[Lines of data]

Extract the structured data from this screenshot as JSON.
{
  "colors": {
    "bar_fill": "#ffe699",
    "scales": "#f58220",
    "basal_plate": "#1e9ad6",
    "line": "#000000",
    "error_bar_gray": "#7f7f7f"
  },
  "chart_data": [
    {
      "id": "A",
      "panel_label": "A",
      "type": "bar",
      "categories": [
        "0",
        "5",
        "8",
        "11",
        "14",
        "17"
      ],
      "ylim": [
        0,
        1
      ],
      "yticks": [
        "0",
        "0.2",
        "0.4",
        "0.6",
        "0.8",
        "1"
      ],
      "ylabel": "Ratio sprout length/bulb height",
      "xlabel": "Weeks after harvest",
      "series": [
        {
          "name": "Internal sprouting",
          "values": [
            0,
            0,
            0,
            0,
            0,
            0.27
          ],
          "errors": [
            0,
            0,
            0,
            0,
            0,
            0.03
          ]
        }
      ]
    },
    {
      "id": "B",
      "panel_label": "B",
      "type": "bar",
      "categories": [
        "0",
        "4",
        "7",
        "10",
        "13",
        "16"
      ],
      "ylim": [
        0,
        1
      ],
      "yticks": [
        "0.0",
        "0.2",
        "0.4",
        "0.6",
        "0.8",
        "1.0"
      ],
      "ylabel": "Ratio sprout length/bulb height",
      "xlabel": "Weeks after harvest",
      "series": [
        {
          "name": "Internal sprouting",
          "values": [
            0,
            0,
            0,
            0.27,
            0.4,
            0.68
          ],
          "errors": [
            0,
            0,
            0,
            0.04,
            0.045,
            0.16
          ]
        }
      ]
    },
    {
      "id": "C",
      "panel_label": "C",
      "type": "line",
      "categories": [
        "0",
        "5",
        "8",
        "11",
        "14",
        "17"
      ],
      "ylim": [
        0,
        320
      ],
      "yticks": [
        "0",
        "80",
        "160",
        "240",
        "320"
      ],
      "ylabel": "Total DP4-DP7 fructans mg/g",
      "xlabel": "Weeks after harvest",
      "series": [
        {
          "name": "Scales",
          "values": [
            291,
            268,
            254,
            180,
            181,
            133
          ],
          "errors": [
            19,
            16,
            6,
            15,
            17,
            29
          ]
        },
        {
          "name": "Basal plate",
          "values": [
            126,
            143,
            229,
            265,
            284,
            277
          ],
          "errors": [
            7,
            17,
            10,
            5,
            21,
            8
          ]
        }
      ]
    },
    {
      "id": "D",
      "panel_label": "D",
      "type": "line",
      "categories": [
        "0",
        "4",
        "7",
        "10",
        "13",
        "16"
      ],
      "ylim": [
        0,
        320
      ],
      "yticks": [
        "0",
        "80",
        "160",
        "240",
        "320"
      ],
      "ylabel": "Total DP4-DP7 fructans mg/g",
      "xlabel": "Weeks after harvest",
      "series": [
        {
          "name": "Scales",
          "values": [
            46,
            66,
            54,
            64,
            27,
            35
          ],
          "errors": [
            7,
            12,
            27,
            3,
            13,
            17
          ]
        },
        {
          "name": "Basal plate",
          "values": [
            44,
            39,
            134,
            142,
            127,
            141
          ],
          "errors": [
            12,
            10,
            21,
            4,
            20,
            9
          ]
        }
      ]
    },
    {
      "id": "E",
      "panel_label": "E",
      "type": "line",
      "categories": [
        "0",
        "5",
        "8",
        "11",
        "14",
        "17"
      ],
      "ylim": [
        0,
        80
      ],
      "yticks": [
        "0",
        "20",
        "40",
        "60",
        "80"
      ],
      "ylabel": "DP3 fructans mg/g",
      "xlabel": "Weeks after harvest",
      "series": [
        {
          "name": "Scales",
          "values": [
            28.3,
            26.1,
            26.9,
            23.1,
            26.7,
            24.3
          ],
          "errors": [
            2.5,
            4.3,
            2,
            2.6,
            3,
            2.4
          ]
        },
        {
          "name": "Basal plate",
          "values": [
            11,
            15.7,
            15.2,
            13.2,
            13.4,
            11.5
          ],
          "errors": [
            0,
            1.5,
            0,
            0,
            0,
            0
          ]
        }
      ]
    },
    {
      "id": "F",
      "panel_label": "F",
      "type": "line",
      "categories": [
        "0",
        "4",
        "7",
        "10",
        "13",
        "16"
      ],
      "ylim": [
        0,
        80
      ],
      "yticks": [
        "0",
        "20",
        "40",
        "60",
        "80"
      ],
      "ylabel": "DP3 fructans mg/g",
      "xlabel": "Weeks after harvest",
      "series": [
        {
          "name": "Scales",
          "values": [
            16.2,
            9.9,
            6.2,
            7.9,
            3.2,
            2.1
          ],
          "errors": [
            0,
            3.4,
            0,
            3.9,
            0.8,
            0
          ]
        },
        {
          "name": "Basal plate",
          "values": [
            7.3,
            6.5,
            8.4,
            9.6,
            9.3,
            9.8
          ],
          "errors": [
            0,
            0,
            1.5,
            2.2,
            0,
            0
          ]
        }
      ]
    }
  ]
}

## What you are asked to do
Extract all of the data exactly as written.

## Response below
Extract the structured data from this screenshot as JSON.
{
  "colors": {
    "bar_fill": "#ffe699",
    "scales": "#f58220",
    "basal_plate": "#1e9ad6",
    "line": "#000000",
    "error_bar_gray": "#7f7f7f"
  },
  "chart_data": [
    {
      "id": "A",
      "panel_label": "A",
      "type": "bar",
      "categories": [
        "0",
        "5",
        "8",
        "11",
        "14",
        "17"
      ],
      "ylim": [
        0,
        1
      ],
      "yticks": [
        "0",
        "0.2",
        "0.4",
        "0.6",
        "0.8",
        "1"
      ],
      "ylabel": "Ratio sprout length/bulb height",
      "xlabel": "Weeks after harvest",
      "series": [
        {
          "name": "Internal sprouting",
          "values": [
            0,
            0,
            0,
            0,
            0,
            0.27
          ],
          "errors": [
            0,
            0,
            0,
            0,
            0,
            0.03
          ]
        }
      ]
    },
    {
      "id": "B",
      "panel_label": "B",
      "type": "bar",
      "categories": [
        "0",
        "4",
        "7",
        "10",
        "13",
        "16"
      ],
      "ylim": [
        0,
        1
      ],
      "yticks": [
        "0.0",
        "0.2",
        "0.4",
        "0.6",
        "0.8",
        "1.0"
      ],
      "ylabel": "Ratio sprout length/bulb height",
      "xlabel": "Weeks after harvest",
      "series": [
        {
          "name": "Internal sprouting",
          "values": [
            0,
            0,
            0,
            0.27,
            0.4,
            0.68
          ],
          "errors": [
            0,
            0,
            0,
            0.04,
            0.045,
            0.16
          ]
        }
      ]
    },
    {
      "id": "C",
      "panel_label": "C",
      "type": "line",
      "categories": [
        "0",
        "5",
        "8",
        "11",
        "14",
        "17"
      ],
      "ylim": [
        0,
        320
      ],
      "yticks": [
        "0",
        "80",
        "160",
        "240",
        "320"
      ],
      "ylabel": "Total DP4-DP7 fructans mg/g",
      "xlabel": "Weeks after harvest",
      "series": [
        {
          "name": "Scales",
          "values": [
            291,
            268,
            254,
            180,
            181,
            133
          ],
          "errors": [
            19,
            16,
            6,
            15,
            17,
            29
          ]
        },
        {
          "name": "Basal plate",
          "values": [
            126,
            143,
            229,
            265,
            284,
            277
          ],
          "errors": [
            7,
            17,
            10,
            5,
            21,
            8
          ]
        }
      ]
    },
    {
      "id": "D",
      "panel_label": "D",
      "type": "line",
      "categories": [
        "0",
        "4",
        "7",
        "10",
        "13",
        "16"
      ],
      "ylim": [
        0,
        320
      ],
      "yticks": [
        "0",
        "80",
        "160",
        "240",
        "320"
      ],
      "ylabel": "Total DP4-DP7 fructans mg/g",
      "xlabel": "Weeks after harvest",
      "series": [
        {
          "name": "Scales",
          "values": [
            46,
            66,
            54,
            64,
            27,
            35
          ],
          "errors": [
            7,
            12,
            27,
            3,
            13,
            17
          ]
        },
        {
          "name": "Basal plate",
          "values": [
            44,
            39,
            134,
            142,
            127,
            141
          ],
          "errors": [
            12,
            10,
            21,
            4,
            20,
            9
          ]
        }
      ]
    },
    {
      "id": "E",
      "panel_label": "E",
      "type": "line",
      "categories": [
        "0",
        "5",
        "8",
        "11",
        "14",
        "17"
      ],
      "ylim": [
        0,
        80
      ],
      "yticks": [
        "0",
        "20",
        "40",
        "60",
        "80"
      ],
      "ylabel": "DP3 fructans mg/g",
      "xlabel": "Weeks after harvest",
      "series": [
        {
          "name": "Scales",
          "values": [
            28.3,
            26.1,
            26.9,
            23.1,
            26.7,
            24.3
          ],
          "errors": [
            2.5,
            4.3,
            2,
            2.6,
            3,
            2.4
          ]
        },
        {
          "name": "Basal plate",
          "values": [
            11,
            15.7,
            15.2,
            13.2,
            13.4,
            11.5
          ],
          "errors": [
            0,
            1.5,
            0,
            0,
            0,
            0
          ]
        }
      ]
    },
    {
      "id": "F",
      "panel_label": "F",
      "type": "line",
      "categories": [
        "0",
        "4",
        "7",
        "10",
        "13",
        "16"
      ],
      "ylim": [
        0,
        80
      ],
      "yticks": [
        "0",
        "20",
        "40",
        "60",
        "80"
      ],
      "ylabel": "DP3 fructans mg/g",
      "xlabel": "Weeks after harvest",
      "series": [
        {
          "name": "Scales",
          "values": [
            16.2,
            9.9,
            6.2,
            7.9,
            3.2,
            2.1
          ],
          "errors": [
            0,
            3.4,
            0,
            3.9,
            0.8,
            0
          ]
        },
        {
          "name": "Basal plate",
          "values": [
            7.3,
            6.5,
            8.4,
            9.6,
            9.3,
            9.8
          ],
          "errors": [
            0,
            0,
            1.5,
            2.2,
            0,
            0
          ]
        }
      ]
    }
  ]
}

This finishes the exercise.